Saved entries:

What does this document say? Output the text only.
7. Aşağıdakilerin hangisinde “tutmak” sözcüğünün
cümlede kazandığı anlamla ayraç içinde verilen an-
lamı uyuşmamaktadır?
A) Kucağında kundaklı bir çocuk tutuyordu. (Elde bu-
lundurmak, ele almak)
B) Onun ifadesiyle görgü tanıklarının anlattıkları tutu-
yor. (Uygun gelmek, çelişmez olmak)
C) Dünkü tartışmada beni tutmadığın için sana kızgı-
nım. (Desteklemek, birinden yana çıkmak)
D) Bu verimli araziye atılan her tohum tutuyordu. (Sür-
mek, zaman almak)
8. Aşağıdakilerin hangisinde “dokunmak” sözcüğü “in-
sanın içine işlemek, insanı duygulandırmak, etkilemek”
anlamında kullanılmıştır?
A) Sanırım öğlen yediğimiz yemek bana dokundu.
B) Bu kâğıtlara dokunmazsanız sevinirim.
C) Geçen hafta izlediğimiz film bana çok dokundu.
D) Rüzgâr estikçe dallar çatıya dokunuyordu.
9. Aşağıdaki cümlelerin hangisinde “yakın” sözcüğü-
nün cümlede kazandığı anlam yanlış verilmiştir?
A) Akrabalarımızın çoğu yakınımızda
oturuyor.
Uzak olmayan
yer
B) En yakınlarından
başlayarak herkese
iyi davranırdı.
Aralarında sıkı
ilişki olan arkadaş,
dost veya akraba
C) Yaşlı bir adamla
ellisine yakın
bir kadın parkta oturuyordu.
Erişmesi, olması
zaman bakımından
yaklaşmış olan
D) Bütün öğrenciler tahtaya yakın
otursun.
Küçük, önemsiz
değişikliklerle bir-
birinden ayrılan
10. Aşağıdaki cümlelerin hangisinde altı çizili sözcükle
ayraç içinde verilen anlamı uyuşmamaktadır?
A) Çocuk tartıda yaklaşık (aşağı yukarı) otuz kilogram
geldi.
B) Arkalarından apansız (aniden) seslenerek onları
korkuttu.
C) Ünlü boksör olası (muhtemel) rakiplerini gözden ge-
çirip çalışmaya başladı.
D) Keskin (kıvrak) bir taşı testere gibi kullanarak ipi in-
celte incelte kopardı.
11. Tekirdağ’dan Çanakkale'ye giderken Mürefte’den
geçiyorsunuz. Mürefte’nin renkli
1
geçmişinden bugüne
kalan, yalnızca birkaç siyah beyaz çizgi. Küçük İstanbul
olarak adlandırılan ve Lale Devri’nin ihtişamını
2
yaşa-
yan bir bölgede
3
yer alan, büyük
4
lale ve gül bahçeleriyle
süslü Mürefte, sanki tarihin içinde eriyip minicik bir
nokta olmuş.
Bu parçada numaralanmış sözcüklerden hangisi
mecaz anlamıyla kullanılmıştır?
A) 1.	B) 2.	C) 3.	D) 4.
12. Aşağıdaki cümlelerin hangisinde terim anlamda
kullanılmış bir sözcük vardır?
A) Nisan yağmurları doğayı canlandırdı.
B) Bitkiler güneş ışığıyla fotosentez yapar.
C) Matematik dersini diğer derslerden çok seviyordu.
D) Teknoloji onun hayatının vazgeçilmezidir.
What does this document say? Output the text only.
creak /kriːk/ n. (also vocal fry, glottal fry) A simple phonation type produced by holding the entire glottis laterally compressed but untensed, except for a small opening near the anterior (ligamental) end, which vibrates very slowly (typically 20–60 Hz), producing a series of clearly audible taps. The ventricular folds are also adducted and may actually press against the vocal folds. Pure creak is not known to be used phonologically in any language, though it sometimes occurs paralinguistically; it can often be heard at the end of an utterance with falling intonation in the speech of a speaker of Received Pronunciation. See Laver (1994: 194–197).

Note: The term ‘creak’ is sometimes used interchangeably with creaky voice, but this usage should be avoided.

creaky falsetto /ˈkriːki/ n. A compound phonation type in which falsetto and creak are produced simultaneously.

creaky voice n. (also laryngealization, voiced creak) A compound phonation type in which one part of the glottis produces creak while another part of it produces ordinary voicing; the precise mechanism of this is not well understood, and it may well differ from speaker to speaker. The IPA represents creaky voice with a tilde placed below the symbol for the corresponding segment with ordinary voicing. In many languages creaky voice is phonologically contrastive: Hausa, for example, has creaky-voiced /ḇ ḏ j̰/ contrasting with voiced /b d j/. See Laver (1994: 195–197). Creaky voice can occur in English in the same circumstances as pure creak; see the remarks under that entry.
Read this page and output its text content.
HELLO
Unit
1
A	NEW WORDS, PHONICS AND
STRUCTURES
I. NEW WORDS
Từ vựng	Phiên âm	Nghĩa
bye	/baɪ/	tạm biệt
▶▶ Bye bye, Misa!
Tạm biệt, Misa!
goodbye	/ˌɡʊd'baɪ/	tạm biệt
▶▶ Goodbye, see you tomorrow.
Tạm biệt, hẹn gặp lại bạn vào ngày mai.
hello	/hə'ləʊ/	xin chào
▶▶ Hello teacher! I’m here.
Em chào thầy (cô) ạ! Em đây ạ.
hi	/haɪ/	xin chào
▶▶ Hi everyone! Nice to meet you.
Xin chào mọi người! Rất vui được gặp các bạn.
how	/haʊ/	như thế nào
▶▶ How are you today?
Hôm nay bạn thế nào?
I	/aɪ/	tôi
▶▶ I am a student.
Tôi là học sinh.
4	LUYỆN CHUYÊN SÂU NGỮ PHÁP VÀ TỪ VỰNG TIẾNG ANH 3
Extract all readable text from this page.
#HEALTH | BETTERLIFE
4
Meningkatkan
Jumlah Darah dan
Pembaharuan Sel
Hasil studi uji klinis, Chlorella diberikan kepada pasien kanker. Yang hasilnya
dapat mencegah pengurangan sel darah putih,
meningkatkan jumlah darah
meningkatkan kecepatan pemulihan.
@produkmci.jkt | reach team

▶ _GIVEN PROBLEM_
Copy out each line exactly.

▶ _THE RESULT_
What does this document say? Output the text only.
7. Aşağıdakilerin hangisinde “tutmak” sözcüğünün
cümlede kazandığı anlamla ayraç içinde verilen an-
lamı uyuşmamaktadır?
A) Kucağında kundaklı bir çocuk tutuyordu. (Elde bu-
lundurmak, ele almak)
B) Onun ifadesiyle görgü tanıklarının anlattıkları tutu-
yor. (Uygun gelmek, çelişmez olmak)
C) Dünkü tartışmada beni tutmadığın için sana kızgı-
nım. (Desteklemek, birinden yana çıkmak)
D) Bu verimli araziye atılan her tohum tutuyordu. (Sür-
mek, zaman almak)
8. Aşağıdakilerin hangisinde “dokunmak” sözcüğü “in-
sanın içine işlemek, insanı duygulandırmak, etkilemek”
anlamında kullanılmıştır?
A) Sanırım öğlen yediğimiz yemek bana dokundu.
B) Bu kâğıtlara dokunmazsanız sevinirim.
C) Geçen hafta izlediğimiz film bana çok dokundu.
D) Rüzgâr estikçe dallar çatıya dokunuyordu.
9. Aşağıdaki cümlelerin hangisinde “yakın” sözcüğü-
nün cümlede kazandığı anlam yanlış verilmiştir?
A) Akrabalarımızın çoğu yakınımızda
oturuyor.
Uzak olmayan
yer
B) En yakınlarından
başlayarak herkese
iyi davranırdı.
Aralarında sıkı
ilişki olan arkadaş,
dost veya akraba
C) Yaşlı bir adamla
ellisine yakın
bir kadın parkta oturuyordu.
Erişmesi, olması
zaman bakımından
yaklaşmış olan
D) Bütün öğrenciler tahtaya yakın
otursun.
Küçük, önemsiz
değişikliklerle bir-
birinden ayrılan
10. Aşağıdaki cümlelerin hangisinde altı çizili sözcükle
ayraç içinde verilen anlamı uyuşmamaktadır?
A) Çocuk tartıda yaklaşık (aşağı yukarı) otuz kilogram
geldi.
B) Arkalarından apansız (aniden) seslenerek onları
korkuttu.
C) Ünlü boksör olası (muhtemel) rakiplerini gözden ge-
çirip çalışmaya başladı.
D) Keskin (kıvrak) bir taşı testere gibi kullanarak ipi in-
celte incelte kopardı.
11. Tekirdağ’dan Çanakkale'ye giderken Mürefte’den
geçiyorsunuz. Mürefte’nin renkli
1
geçmişinden bugüne
kalan, yalnızca birkaç siyah beyaz çizgi. Küçük İstanbul
olarak adlandırılan ve Lale Devri’nin ihtişamını
2
yaşa-
yan bir bölgede
3
yer alan, büyük
4
lale ve gül bahçeleriyle
süslü Mürefte, sanki tarihin içinde eriyip minicik bir
nokta olmuş.
Bu parçada numaralanmış sözcüklerden hangisi
mecaz anlamıyla kullanılmıştır?
A) 1.	B) 2.	C) 3.	D) 4.
12. Aşağıdaki cümlelerin hangisinde terim anlamda
kullanılmış bir sözcük vardır?
A) Nisan yağmurları doğayı canlandırdı.
B) Bitkiler güneş ışığıyla fotosentez yapar.
C) Matematik dersini diğer derslerden çok seviyordu.
D) Teknoloji onun hayatının vazgeçilmezidir.
What does this document say? Output the text only.
creak /kriːk/ n. (also vocal fry, glottal fry) A simple phonation type produced by holding the entire glottis laterally compressed but untensed, except for a small opening near the anterior (ligamental) end, which vibrates very slowly (typically 20–60 Hz), producing a series of clearly audible taps. The ventricular folds are also adducted and may actually press against the vocal folds. Pure creak is not known to be used phonologically in any language, though it sometimes occurs paralinguistically; it can often be heard at the end of an utterance with falling intonation in the speech of a speaker of Received Pronunciation. See Laver (1994: 194–197).

Note: The term ‘creak’ is sometimes used interchangeably with creaky voice, but this usage should be avoided.

creaky falsetto /ˈkriːki/ n. A compound phonation type in which falsetto and creak are produced simultaneously.

creaky voice n. (also laryngealization, voiced creak) A compound phonation type in which one part of the glottis produces creak while another part of it produces ordinary voicing; the precise mechanism of this is not well understood, and it may well differ from speaker to speaker. The IPA represents creaky voice with a tilde placed below the symbol for the corresponding segment with ordinary voicing. In many languages creaky voice is phonologically contrastive: Hausa, for example, has creaky-voiced /ḇ ḏ j̰/ contrasting with voiced /b d j/. See Laver (1994: 195–197). Creaky voice can occur in English in the same circumstances as pure creak; see the remarks under that entry.
Read this page and output its text content.
HELLO
Unit
1
A	NEW WORDS, PHONICS AND
STRUCTURES
I. NEW WORDS
Từ vựng	Phiên âm	Nghĩa
bye	/baɪ/	tạm biệt
▶▶ Bye bye, Misa!
Tạm biệt, Misa!
goodbye	/ˌɡʊd'baɪ/	tạm biệt
▶▶ Goodbye, see you tomorrow.
Tạm biệt, hẹn gặp lại bạn vào ngày mai.
hello	/hə'ləʊ/	xin chào
▶▶ Hello teacher! I’m here.
Em chào thầy (cô) ạ! Em đây ạ.
hi	/haɪ/	xin chào
▶▶ Hi everyone! Nice to meet you.
Xin chào mọi người! Rất vui được gặp các bạn.
how	/haʊ/	như thế nào
▶▶ How are you today?
Hôm nay bạn thế nào?
I	/aɪ/	tôi
▶▶ I am a student.
Tôi là học sinh.
4	LUYỆN CHUYÊN SÂU NGỮ PHÁP VÀ TỪ VỰNG TIẾNG ANH 3
Extract all readable text from this page.
#HEALTH | BETTERLIFE
4
Meningkatkan
Jumlah Darah dan
Pembaharuan Sel
Hasil studi uji klinis, Chlorella diberikan kepada pasien kanker. Yang hasilnya
dapat mencegah pengurangan sel darah putih,
meningkatkan jumlah darah
meningkatkan kecepatan pemulihan.
@produkmci.jkt | reach team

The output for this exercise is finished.